Copy out all the records, word for word.

— Begin DATASET RECORDS —

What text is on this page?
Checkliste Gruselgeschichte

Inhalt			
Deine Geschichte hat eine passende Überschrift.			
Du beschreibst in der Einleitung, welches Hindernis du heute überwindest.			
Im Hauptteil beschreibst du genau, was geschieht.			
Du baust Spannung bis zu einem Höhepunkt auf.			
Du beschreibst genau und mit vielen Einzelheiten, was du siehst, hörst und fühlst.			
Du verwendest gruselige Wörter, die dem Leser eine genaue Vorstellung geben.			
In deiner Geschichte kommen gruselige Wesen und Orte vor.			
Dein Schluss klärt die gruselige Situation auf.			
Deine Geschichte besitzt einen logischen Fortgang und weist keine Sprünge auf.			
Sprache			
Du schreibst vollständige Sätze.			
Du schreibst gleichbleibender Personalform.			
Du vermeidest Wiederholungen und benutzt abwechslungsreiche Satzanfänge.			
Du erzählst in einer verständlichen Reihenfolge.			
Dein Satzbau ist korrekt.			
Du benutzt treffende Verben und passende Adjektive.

— End DATASET RECORDS —

**EXERCISE ANSWER:**
What text is on this page?
Checkliste Gruselgeschichte

Inhalt			
Deine Geschichte hat eine passende Überschrift.			
Du beschreibst in der Einleitung, welches Hindernis du heute überwindest.			
Im Hauptteil beschreibst du genau, was geschieht.			
Du baust Spannung bis zu einem Höhepunkt auf.			
Du beschreibst genau und mit vielen Einzelheiten, was du siehst, hörst und fühlst.			
Du verwendest gruselige Wörter, die dem Leser eine genaue Vorstellung geben.			
In deiner Geschichte kommen gruselige Wesen und Orte vor.			
Dein Schluss klärt die gruselige Situation auf.			
Deine Geschichte besitzt einen logischen Fortgang und weist keine Sprünge auf.			
Sprache			
Du schreibst vollständige Sätze.			
Du schreibst gleichbleibender Personalform.			
Du vermeidest Wiederholungen und benutzt abwechslungsreiche Satzanfänge.			
Du erzählst in einer verständlichen Reihenfolge.			
Dein Satzbau ist korrekt.			
Du benutzt treffende Verben und passende Adjektive.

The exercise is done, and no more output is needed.